--- start Listed records ---
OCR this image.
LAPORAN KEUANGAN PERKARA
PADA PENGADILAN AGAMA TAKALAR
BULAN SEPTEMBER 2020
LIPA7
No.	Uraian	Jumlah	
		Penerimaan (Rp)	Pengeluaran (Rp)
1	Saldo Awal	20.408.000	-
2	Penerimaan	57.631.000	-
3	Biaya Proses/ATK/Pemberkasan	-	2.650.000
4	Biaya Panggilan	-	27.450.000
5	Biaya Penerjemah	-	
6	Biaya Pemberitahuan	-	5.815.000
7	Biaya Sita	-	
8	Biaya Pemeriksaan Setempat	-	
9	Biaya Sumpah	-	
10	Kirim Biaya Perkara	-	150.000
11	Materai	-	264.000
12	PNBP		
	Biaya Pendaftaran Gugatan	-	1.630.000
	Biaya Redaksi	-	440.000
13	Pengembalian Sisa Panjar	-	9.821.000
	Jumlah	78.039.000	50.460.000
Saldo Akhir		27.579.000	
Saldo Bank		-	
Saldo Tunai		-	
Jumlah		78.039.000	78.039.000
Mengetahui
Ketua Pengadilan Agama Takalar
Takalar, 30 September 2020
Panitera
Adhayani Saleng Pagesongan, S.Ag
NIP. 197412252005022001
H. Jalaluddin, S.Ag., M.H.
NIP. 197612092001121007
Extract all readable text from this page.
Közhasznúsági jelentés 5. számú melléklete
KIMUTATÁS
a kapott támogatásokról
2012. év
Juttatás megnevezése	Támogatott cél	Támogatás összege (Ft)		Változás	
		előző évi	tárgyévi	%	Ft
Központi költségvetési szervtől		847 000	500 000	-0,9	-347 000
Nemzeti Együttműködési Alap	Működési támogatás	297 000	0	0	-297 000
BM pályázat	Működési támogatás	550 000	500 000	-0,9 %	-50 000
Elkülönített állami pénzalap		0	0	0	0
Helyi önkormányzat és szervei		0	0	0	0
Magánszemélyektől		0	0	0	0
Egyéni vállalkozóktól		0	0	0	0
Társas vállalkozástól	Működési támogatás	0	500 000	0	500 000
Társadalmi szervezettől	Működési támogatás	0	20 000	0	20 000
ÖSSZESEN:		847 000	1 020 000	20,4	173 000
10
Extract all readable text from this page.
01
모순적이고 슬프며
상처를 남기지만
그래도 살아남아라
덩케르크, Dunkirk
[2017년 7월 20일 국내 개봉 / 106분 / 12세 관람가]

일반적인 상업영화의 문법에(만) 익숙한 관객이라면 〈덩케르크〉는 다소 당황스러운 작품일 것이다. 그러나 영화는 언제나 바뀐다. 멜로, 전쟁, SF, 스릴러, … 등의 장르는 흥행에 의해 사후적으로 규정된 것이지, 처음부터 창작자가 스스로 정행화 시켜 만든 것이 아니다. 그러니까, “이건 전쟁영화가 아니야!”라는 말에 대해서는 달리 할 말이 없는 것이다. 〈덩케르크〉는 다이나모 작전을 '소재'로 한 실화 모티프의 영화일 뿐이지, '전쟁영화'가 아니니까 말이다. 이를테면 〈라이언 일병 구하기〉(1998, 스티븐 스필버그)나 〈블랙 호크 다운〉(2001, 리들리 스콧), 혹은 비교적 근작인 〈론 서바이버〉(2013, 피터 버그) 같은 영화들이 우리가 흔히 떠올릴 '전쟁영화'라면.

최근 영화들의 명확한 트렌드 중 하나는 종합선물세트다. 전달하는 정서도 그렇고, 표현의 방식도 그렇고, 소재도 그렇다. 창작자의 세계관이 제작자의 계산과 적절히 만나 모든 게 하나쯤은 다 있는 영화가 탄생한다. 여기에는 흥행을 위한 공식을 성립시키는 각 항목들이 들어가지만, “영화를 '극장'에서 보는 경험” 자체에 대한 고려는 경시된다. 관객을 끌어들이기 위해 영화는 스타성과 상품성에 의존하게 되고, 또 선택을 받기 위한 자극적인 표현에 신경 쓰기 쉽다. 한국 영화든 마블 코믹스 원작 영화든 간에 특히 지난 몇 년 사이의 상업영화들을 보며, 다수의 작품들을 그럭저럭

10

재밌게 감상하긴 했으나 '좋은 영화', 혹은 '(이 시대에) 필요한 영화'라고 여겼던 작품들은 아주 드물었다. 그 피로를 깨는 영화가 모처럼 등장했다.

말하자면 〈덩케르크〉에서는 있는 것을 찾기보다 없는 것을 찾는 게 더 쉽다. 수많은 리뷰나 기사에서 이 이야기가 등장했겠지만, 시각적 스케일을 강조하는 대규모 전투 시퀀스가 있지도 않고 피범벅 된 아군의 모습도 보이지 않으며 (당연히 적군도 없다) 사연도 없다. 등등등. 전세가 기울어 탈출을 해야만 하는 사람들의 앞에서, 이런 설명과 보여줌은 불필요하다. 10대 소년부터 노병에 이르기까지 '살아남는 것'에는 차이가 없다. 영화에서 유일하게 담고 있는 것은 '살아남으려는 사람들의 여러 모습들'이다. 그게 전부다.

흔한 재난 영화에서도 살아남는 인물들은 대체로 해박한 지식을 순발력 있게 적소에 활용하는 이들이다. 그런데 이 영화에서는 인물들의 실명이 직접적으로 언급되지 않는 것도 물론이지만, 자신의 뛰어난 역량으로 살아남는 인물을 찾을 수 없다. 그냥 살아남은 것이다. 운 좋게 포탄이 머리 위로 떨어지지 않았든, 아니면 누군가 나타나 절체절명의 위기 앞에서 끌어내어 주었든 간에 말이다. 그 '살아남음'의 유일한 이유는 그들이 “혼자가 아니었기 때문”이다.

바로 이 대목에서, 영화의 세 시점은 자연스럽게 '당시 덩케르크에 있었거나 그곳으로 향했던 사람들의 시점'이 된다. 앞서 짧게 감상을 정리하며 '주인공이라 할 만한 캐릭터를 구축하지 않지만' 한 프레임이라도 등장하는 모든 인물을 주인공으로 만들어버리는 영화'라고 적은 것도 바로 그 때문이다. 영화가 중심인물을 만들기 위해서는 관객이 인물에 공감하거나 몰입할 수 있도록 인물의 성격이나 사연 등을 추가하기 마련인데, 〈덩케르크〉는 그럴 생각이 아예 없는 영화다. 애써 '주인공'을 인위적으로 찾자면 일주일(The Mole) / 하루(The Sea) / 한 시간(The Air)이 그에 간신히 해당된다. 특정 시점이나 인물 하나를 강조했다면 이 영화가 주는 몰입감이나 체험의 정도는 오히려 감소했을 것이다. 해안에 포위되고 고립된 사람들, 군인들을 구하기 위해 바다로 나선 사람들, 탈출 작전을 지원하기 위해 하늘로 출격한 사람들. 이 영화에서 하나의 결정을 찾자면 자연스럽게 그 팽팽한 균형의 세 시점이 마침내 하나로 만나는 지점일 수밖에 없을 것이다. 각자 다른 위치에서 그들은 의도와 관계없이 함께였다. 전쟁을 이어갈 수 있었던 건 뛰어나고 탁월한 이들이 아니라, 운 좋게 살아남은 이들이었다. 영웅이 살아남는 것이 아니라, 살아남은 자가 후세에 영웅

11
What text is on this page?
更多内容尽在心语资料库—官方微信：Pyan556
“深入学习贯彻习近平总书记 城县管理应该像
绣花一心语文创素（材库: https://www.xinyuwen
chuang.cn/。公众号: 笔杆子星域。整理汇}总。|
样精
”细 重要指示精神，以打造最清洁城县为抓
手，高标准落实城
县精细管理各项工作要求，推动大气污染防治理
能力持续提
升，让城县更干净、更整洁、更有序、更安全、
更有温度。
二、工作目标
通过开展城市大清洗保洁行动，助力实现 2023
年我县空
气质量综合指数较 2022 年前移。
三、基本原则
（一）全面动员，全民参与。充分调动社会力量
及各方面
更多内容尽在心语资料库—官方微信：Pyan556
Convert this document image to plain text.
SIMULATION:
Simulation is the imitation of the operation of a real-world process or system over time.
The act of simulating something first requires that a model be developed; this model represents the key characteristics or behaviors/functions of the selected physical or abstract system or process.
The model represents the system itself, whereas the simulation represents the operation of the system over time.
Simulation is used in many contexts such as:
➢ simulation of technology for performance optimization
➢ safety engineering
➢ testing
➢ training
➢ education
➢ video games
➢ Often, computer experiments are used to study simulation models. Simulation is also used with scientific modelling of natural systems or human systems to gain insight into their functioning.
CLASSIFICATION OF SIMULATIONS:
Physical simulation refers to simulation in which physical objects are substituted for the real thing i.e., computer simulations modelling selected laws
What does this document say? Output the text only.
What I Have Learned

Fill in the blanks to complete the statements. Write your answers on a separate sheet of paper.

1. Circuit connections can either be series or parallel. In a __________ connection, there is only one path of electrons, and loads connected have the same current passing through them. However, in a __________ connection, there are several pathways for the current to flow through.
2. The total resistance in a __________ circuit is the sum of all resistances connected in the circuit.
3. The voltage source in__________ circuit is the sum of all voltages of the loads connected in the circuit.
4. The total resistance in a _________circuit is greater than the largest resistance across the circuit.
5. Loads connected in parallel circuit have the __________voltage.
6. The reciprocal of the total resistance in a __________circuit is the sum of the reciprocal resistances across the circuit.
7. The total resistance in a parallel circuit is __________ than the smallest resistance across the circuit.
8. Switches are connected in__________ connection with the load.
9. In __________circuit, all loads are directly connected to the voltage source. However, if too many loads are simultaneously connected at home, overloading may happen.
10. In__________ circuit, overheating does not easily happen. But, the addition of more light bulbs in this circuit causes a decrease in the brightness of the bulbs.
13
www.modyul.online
--- end Listed records ---
**Short exercise**
Using the listing above, locate the lines that hold "real" and copy each one.

**Correct output**
Simulation is the imitation of the operation of a real-world process or system over time.
Physical simulation refers to simulation in which physical objects are substituted for the real thing i.e., computer simulations modelling selected laws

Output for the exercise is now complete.